Saved entries:
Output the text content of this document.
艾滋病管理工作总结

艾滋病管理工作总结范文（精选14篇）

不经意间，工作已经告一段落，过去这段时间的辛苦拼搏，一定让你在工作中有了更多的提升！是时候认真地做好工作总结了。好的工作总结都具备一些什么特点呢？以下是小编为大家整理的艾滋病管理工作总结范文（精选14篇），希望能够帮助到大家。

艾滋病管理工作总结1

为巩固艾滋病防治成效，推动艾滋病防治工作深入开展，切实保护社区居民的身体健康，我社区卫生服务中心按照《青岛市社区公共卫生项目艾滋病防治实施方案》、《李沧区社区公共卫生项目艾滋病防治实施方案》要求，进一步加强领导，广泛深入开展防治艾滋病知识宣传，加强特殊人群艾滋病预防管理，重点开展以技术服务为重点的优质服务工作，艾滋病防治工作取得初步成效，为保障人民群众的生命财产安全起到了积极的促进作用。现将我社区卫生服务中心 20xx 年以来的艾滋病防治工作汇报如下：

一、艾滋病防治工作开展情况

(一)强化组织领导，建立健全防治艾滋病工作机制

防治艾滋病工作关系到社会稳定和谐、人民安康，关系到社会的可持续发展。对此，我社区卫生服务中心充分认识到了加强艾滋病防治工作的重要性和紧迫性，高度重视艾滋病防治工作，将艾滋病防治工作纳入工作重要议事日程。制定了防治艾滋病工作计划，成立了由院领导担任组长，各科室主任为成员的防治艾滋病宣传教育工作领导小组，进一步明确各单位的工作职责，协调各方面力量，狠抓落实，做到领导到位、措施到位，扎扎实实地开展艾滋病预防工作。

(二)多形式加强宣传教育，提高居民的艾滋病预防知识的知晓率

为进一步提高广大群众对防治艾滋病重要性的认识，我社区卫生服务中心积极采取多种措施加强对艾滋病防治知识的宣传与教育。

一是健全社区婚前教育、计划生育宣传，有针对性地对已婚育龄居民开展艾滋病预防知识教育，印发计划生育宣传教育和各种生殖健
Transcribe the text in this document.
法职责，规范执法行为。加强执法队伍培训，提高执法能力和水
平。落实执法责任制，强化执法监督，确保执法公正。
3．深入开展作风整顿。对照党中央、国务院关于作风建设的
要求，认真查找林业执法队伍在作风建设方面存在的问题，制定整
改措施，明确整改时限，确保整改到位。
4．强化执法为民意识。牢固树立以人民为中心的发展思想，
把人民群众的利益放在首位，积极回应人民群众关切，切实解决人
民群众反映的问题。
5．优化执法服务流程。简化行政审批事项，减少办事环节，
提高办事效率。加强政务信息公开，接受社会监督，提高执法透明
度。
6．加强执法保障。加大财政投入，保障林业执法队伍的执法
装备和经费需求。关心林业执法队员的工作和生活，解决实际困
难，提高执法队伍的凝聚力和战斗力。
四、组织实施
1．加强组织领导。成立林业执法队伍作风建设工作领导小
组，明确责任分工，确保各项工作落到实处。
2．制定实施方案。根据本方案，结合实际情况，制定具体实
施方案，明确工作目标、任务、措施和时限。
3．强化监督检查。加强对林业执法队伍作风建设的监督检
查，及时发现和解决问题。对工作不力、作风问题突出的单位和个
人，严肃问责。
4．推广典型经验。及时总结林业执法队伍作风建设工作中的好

*Instructions to follow:* Using the material above, print every entry exactly as written.

*Full response:*
Output the text content of this document.
艾滋病管理工作总结

艾滋病管理工作总结范文（精选14篇）

不经意间，工作已经告一段落，过去这段时间的辛苦拼搏，一定让你在工作中有了更多的提升！是时候认真地做好工作总结了。好的工作总结都具备一些什么特点呢？以下是小编为大家整理的艾滋病管理工作总结范文（精选14篇），希望能够帮助到大家。

艾滋病管理工作总结1

为巩固艾滋病防治成效，推动艾滋病防治工作深入开展，切实保护社区居民的身体健康，我社区卫生服务中心按照《青岛市社区公共卫生项目艾滋病防治实施方案》、《李沧区社区公共卫生项目艾滋病防治实施方案》要求，进一步加强领导，广泛深入开展防治艾滋病知识宣传，加强特殊人群艾滋病预防管理，重点开展以技术服务为重点的优质服务工作，艾滋病防治工作取得初步成效，为保障人民群众的生命财产安全起到了积极的促进作用。现将我社区卫生服务中心 20xx 年以来的艾滋病防治工作汇报如下：

一、艾滋病防治工作开展情况

(一)强化组织领导，建立健全防治艾滋病工作机制

防治艾滋病工作关系到社会稳定和谐、人民安康，关系到社会的可持续发展。对此，我社区卫生服务中心充分认识到了加强艾滋病防治工作的重要性和紧迫性，高度重视艾滋病防治工作，将艾滋病防治工作纳入工作重要议事日程。制定了防治艾滋病工作计划，成立了由院领导担任组长，各科室主任为成员的防治艾滋病宣传教育工作领导小组，进一步明确各单位的工作职责，协调各方面力量，狠抓落实，做到领导到位、措施到位，扎扎实实地开展艾滋病预防工作。

(二)多形式加强宣传教育，提高居民的艾滋病预防知识的知晓率

为进一步提高广大群众对防治艾滋病重要性的认识，我社区卫生服务中心积极采取多种措施加强对艾滋病防治知识的宣传与教育。

一是健全社区婚前教育、计划生育宣传，有针对性地对已婚育龄居民开展艾滋病预防知识教育，印发计划生育宣传教育和各种生殖健
Transcribe the text in this document.
法职责，规范执法行为。加强执法队伍培训，提高执法能力和水
平。落实执法责任制，强化执法监督，确保执法公正。
3．深入开展作风整顿。对照党中央、国务院关于作风建设的
要求，认真查找林业执法队伍在作风建设方面存在的问题，制定整
改措施，明确整改时限，确保整改到位。
4．强化执法为民意识。牢固树立以人民为中心的发展思想，
把人民群众的利益放在首位，积极回应人民群众关切，切实解决人
民群众反映的问题。
5．优化执法服务流程。简化行政审批事项，减少办事环节，
提高办事效率。加强政务信息公开，接受社会监督，提高执法透明
度。
6．加强执法保障。加大财政投入，保障林业执法队伍的执法
装备和经费需求。关心林业执法队员的工作和生活，解决实际困
难，提高执法队伍的凝聚力和战斗力。
四、组织实施
1．加强组织领导。成立林业执法队伍作风建设工作领导小
组，明确责任分工，确保各项工作落到实处。
2．制定实施方案。根据本方案，结合实际情况，制定具体实
施方案，明确工作目标、任务、措施和时限。
3．强化监督检查。加强对林业执法队伍作风建设的监督检
查，及时发现和解决问题。对工作不力、作风问题突出的单位和个
人，严肃问责。
4．推广典型经验。及时总结林业执法队伍作风建设工作中的好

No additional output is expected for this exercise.